WORK TASK 1:
In the passage on the Marburg outbreak, rewrite the stretch from "Portugal sent various" through "clothing and disinfectants.", substituting "sanitizers" for "disinfectants".
WORK TASK 2:
Translate this sentence from the passage on the Marburg outbreak into Spanish: "Such laboratories existed only in South Africa, Senegal and the USA."
WORK TASK 3:
Using the passage on the Marburg outbreak, answer each of the following:
(a) How many cases of Marburg virus infection in Luanda did Vita Vemba report?
(b) What amount did the European Union allocate for the epidemic?
(c) On what date did the Ministry of Health receive confirmation?

TEXT PASSAGE:
The haemorrhagic fever, he said, was transmitted through
contact with infected people and through body fluids. The
initial symptoms, he said, were severe headaches and muscular
pains, high fever, vomiting, diarrhoea and nausea, in most
cases followed within five or six days by bleeding from the
mouth and other body orifices.
He went on to say that a technical team had been formed
to help another one that was already in Uíje Province.
There was also a technical team in Luanda, which was vulnerable
because of the many people coming there from other parts
of the country.
With the help of the Ministry of the Interior, he continued,
conditions were being created to deal with dead bodies. They
would go straight from the morgue to the cemetery, since
relatives could have no contact with them or with people
suffering from the disease.
José Van-Dúnem said that work had already
started on establishing a laboratory for tests for rare diseases,
which was expected to be completed by July. Qualified staff
were being trained in Luanda. This would make it possible
to make preliminary tests. In the case of Marburg, he said,
these would have to be verified in specialised laboratories
abroad. Owing to the danger of the virus, a high level of
security was required. Such laboratories existed only in
South Africa, Senegal and the USA.
A team of specialists from the Ministry of Health, the
World Health Organisation and the Angolan Armed Forces went
to Uíje to assess the situation and advise on measures
to be taken.
Vita Vemba, Luanda provincial director of Health, subsequently
reported that there were five cases of Marburg virus infection
in Luanda, all people who had recently come from Uíje.
Three of them, including an Italian nurse, had died and two
were hospitalised. She later announced the establishment
of a rapid alert system, giving telephone numbers on which
to call epidemiologists who would ask for all relevant information.
Portugal sent various shipments of disposable medical equipment,
protective hospital clothing, disinfectants and other articles
to Angola, and the Italian government donated US$30,000 for
the purchase of protective clothing and disinfectants.
It was announced in Brussels that the European Union had
allocated €500,000 for the epidemic.
Addressing ambassadors accredited to Angola on 30 March,
Deputy Minister José Van-Dúnem spoke of the
evolution of the disease. He said the Ministry of Health
and its partners, especially the WHO, the CDC in Atlanta
and Unicef, had been following the evolution of the outbreak
of haemorrhagic fever in Uíje Province since October
last year. Samples were sent to the CDC in November. It was
thought it might be Ebola, owing to the proximity with DR
Congo. The results were negative. Samples were also sent
to the Institute of Virology in Johannesburg and the Institut
Pasteur in Dakar, but these also proved negative.
Another twelve samples were sent to the CDC and nine of
them tested positive for Marburg. The Ministry of Health
had received confirmation on 21 March, he said.
A press statement issued by the Ministry of Health on 30
March said there had been 127 cases of the viral infection,
resulting in 119 deaths.

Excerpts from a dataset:
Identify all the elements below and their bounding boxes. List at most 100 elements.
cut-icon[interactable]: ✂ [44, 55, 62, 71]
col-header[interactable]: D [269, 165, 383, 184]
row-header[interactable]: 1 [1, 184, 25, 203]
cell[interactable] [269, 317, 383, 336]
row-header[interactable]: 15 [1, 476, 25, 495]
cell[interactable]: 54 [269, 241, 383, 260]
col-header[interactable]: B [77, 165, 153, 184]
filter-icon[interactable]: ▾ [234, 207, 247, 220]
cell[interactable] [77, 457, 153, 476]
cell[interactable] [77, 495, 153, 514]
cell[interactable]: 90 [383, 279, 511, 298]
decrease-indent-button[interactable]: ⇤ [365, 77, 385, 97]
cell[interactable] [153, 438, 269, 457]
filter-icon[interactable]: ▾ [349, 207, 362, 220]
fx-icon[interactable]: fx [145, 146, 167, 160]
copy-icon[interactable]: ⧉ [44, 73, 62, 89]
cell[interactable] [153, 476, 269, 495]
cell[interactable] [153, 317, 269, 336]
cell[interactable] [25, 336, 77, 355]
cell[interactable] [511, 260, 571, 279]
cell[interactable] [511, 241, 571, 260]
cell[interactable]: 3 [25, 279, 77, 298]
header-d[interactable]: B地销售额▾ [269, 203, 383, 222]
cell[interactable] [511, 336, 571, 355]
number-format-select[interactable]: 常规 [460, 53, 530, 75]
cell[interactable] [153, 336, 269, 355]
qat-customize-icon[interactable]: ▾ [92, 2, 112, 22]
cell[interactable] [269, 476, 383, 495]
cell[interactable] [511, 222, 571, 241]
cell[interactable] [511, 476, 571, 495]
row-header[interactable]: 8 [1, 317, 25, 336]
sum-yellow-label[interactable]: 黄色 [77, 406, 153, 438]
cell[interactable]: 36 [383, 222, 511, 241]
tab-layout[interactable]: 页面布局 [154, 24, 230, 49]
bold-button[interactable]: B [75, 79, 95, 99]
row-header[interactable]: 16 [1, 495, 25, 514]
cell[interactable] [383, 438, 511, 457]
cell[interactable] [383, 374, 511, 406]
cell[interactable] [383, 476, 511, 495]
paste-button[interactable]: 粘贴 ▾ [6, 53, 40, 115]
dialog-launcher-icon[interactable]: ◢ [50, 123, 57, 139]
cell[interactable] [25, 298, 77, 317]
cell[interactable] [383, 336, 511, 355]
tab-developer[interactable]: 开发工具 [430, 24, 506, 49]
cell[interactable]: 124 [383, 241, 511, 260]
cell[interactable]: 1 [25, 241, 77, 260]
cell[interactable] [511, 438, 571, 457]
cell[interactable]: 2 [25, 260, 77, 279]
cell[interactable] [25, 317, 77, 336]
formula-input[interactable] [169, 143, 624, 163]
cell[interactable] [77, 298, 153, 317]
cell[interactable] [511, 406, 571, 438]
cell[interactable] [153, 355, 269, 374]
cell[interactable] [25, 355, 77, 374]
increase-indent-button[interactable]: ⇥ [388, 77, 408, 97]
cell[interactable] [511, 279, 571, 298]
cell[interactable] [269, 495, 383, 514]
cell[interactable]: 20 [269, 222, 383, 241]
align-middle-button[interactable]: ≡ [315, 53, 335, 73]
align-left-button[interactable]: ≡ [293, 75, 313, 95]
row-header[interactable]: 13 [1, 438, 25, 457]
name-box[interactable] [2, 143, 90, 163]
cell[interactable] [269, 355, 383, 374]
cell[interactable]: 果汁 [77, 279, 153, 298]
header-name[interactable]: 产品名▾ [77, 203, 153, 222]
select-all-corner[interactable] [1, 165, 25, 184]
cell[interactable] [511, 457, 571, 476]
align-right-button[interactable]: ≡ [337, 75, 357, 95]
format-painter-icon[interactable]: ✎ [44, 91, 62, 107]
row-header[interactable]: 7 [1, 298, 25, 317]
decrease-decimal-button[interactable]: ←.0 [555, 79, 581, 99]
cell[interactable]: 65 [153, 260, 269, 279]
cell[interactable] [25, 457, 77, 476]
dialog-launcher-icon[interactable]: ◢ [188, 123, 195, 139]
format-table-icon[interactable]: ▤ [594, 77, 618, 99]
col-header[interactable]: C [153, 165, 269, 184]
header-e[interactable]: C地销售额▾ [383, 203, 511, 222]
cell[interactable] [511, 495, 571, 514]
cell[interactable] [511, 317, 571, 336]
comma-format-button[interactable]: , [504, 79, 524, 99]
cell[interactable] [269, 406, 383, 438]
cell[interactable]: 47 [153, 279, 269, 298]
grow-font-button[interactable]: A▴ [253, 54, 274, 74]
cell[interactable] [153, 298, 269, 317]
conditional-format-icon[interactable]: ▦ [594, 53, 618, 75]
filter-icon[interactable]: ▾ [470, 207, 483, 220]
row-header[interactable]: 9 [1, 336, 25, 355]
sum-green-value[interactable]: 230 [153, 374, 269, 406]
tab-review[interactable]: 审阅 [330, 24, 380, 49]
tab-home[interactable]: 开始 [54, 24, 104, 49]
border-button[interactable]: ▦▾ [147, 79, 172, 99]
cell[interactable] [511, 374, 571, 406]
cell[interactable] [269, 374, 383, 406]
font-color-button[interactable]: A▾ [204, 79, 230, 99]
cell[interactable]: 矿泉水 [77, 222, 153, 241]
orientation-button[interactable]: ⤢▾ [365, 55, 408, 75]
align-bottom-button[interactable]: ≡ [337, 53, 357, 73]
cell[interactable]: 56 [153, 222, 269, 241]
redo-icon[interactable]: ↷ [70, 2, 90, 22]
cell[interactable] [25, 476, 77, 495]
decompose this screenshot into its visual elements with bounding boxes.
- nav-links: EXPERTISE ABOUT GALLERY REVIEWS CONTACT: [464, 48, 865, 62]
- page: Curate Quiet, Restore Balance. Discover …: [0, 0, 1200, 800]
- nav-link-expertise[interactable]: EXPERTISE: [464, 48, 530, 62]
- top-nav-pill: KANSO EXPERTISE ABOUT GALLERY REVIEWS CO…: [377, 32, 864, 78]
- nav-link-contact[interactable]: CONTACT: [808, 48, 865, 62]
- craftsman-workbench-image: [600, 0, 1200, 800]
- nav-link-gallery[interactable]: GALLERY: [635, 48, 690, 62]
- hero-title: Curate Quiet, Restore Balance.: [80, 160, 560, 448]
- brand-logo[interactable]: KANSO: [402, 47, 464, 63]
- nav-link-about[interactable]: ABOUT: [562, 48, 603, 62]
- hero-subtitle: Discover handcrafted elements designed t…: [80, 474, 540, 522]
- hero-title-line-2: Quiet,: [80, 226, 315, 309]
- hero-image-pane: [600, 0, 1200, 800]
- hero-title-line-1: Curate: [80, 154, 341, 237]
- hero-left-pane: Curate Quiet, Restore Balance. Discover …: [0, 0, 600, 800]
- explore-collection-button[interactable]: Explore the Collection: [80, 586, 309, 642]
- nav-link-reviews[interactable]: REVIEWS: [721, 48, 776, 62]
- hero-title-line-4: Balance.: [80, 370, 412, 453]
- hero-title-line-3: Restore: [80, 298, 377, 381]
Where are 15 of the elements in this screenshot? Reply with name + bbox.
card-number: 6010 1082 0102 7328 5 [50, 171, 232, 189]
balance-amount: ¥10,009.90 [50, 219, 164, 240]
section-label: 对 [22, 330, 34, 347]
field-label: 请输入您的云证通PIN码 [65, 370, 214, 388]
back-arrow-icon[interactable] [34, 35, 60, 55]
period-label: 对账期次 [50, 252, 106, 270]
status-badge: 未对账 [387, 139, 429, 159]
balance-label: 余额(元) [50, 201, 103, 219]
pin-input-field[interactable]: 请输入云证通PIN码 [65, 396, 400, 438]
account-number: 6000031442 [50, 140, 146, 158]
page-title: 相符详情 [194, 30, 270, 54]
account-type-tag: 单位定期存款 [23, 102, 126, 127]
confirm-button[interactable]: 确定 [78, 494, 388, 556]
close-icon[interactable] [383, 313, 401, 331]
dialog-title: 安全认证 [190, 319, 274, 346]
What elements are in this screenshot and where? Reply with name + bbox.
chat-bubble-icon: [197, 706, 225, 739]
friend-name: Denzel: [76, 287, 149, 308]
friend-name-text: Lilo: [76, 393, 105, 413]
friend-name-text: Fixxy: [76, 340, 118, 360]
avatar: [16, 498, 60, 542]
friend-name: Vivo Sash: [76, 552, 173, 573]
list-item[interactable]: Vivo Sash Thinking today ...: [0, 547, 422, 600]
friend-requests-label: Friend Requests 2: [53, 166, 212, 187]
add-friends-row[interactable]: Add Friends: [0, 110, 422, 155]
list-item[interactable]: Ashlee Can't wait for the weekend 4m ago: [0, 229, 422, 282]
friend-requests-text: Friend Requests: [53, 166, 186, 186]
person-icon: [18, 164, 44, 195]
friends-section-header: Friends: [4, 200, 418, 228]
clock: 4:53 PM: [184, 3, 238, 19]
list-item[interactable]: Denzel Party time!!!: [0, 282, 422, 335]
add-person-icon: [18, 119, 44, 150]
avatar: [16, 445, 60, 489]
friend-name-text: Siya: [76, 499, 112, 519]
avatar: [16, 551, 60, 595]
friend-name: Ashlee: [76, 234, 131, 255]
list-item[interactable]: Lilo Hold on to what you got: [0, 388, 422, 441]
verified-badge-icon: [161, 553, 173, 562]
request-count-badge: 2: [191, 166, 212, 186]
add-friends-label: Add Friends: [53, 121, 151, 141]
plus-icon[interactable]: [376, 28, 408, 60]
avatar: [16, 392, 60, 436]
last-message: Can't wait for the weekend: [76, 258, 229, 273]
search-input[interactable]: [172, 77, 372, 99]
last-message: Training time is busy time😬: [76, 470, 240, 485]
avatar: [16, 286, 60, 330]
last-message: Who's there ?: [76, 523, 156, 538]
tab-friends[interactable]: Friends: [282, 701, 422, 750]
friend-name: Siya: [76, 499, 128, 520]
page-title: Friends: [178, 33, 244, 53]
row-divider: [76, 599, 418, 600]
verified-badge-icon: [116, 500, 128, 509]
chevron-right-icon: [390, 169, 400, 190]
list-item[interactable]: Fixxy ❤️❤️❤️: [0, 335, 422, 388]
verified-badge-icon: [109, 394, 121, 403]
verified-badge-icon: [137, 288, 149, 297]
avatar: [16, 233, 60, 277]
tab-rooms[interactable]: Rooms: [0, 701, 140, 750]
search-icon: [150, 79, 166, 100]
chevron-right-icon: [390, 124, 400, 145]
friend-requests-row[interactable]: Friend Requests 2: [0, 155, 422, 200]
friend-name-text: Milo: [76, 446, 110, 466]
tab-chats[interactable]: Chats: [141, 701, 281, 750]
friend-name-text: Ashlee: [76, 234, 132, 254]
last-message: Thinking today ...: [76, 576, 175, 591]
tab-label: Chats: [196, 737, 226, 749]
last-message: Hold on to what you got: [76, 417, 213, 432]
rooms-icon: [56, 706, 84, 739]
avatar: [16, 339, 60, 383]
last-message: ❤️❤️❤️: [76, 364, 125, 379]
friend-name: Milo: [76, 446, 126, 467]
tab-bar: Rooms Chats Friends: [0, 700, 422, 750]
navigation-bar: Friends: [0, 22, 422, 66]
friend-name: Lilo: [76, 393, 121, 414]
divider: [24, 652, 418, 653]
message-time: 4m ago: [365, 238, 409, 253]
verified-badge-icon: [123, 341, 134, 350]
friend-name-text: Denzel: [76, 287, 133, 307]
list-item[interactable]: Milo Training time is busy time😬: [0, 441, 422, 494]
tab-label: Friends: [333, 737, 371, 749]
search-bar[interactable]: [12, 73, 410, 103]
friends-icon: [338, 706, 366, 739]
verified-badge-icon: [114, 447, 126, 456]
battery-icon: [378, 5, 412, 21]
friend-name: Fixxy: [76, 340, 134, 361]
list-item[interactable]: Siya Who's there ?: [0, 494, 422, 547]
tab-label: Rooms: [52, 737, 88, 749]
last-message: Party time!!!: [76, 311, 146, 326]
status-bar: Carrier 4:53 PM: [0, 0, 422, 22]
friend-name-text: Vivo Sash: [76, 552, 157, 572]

TASK RESPONSE 1:
Portugal sent various shipments of disposable medical equipment,
protective hospital clothing, sanitizers and other articles
to Angola, and the Italian government donated US$30,000 for
the purchase of protective clothing and sanitizers.

TASK RESPONSE 2:
Tales laboratorios solo existían en Sudáfrica, Senegal y los Estados Unidos.

TASK RESPONSE 3:
(a) Five
(b) €500,000
(c) 21 March